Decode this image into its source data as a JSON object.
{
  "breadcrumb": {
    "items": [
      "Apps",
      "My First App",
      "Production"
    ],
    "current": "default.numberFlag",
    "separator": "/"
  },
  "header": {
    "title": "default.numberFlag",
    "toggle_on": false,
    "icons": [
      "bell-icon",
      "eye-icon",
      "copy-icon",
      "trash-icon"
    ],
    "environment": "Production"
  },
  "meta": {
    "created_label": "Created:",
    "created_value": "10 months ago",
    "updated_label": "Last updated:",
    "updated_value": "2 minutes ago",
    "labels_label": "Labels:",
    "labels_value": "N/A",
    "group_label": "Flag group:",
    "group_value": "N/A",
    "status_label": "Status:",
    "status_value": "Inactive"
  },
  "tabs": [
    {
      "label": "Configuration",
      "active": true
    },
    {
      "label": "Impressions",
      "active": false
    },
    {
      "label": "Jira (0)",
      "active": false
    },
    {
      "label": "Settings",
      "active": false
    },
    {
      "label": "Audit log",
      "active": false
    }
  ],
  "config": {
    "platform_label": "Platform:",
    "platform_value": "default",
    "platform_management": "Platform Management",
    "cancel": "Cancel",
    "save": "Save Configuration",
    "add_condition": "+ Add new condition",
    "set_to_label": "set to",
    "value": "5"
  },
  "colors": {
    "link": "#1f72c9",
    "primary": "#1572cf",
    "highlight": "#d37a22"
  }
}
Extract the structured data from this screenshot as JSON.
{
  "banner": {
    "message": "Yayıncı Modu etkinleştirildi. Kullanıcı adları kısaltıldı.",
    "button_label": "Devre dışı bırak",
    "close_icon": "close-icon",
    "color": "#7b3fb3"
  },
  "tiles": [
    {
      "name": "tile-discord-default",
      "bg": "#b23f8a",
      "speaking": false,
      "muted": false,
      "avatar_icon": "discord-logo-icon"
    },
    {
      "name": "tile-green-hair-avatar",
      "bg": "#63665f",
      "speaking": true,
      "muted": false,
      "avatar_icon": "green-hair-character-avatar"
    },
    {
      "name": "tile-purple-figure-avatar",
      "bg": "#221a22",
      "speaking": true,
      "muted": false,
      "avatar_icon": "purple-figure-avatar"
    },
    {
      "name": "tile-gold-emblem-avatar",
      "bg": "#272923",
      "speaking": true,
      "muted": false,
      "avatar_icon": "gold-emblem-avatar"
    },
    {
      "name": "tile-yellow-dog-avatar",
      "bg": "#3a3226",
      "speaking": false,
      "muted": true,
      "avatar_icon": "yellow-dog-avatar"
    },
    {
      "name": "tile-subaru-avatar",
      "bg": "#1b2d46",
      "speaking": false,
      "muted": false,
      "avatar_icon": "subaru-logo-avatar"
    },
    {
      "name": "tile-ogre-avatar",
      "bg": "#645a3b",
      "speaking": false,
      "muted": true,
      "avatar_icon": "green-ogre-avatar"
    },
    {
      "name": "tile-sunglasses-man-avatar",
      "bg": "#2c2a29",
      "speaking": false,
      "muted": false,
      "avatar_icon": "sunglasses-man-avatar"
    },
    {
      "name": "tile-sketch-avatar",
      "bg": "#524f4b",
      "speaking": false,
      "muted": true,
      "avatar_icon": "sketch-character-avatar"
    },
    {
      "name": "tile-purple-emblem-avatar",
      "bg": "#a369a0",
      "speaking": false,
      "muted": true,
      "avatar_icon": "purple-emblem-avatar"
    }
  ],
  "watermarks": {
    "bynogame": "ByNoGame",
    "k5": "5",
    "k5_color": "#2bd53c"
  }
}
- - - - -
Return the material in full, exactly as shown.

Written answer:
Decode this image into its source data as a JSON object.
{
  "breadcrumb": {
    "items": [
      "Apps",
      "My First App",
      "Production"
    ],
    "current": "default.numberFlag",
    "separator": "/"
  },
  "header": {
    "title": "default.numberFlag",
    "toggle_on": false,
    "icons": [
      "bell-icon",
      "eye-icon",
      "copy-icon",
      "trash-icon"
    ],
    "environment": "Production"
  },
  "meta": {
    "created_label": "Created:",
    "created_value": "10 months ago",
    "updated_label": "Last updated:",
    "updated_value": "2 minutes ago",
    "labels_label": "Labels:",
    "labels_value": "N/A",
    "group_label": "Flag group:",
    "group_value": "N/A",
    "status_label": "Status:",
    "status_value": "Inactive"
  },
  "tabs": [
    {
      "label": "Configuration",
      "active": true
    },
    {
      "label": "Impressions",
      "active": false
    },
    {
      "label": "Jira (0)",
      "active": false
    },
    {
      "label": "Settings",
      "active": false
    },
    {
      "label": "Audit log",
      "active": false
    }
  ],
  "config": {
    "platform_label": "Platform:",
    "platform_value": "default",
    "platform_management": "Platform Management",
    "cancel": "Cancel",
    "save": "Save Configuration",
    "add_condition": "+ Add new condition",
    "set_to_label": "set to",
    "value": "5"
  },
  "colors": {
    "link": "#1f72c9",
    "primary": "#1572cf",
    "highlight": "#d37a22"
  }
}
Extract the structured data from this screenshot as JSON.
{
  "banner": {
    "message": "Yayıncı Modu etkinleştirildi. Kullanıcı adları kısaltıldı.",
    "button_label": "Devre dışı bırak",
    "close_icon": "close-icon",
    "color": "#7b3fb3"
  },
  "tiles": [
    {
      "name": "tile-discord-default",
      "bg": "#b23f8a",
      "speaking": false,
      "muted": false,
      "avatar_icon": "discord-logo-icon"
    },
    {
      "name": "tile-green-hair-avatar",
      "bg": "#63665f",
      "speaking": true,
      "muted": false,
      "avatar_icon": "green-hair-character-avatar"
    },
    {
      "name": "tile-purple-figure-avatar",
      "bg": "#221a22",
      "speaking": true,
      "muted": false,
      "avatar_icon": "purple-figure-avatar"
    },
    {
      "name": "tile-gold-emblem-avatar",
      "bg": "#272923",
      "speaking": true,
      "muted": false,
      "avatar_icon": "gold-emblem-avatar"
    },
    {
      "name": "tile-yellow-dog-avatar",
      "bg": "#3a3226",
      "speaking": false,
      "muted": true,
      "avatar_icon": "yellow-dog-avatar"
    },
    {
      "name": "tile-subaru-avatar",
      "bg": "#1b2d46",
      "speaking": false,
      "muted": false,
      "avatar_icon": "subaru-logo-avatar"
    },
    {
      "name": "tile-ogre-avatar",
      "bg": "#645a3b",
      "speaking": false,
      "muted": true,
      "avatar_icon": "green-ogre-avatar"
    },
    {
      "name": "tile-sunglasses-man-avatar",
      "bg": "#2c2a29",
      "speaking": false,
      "muted": false,
      "avatar_icon": "sunglasses-man-avatar"
    },
    {
      "name": "tile-sketch-avatar",
      "bg": "#524f4b",
      "speaking": false,
      "muted": true,
      "avatar_icon": "sketch-character-avatar"
    },
    {
      "name": "tile-purple-emblem-avatar",
      "bg": "#a369a0",
      "speaking": false,
      "muted": true,
      "avatar_icon": "purple-emblem-avatar"
    }
  ],
  "watermarks": {
    "bynogame": "ByNoGame",
    "k5": "5",
    "k5_color": "#2bd53c"
  }
}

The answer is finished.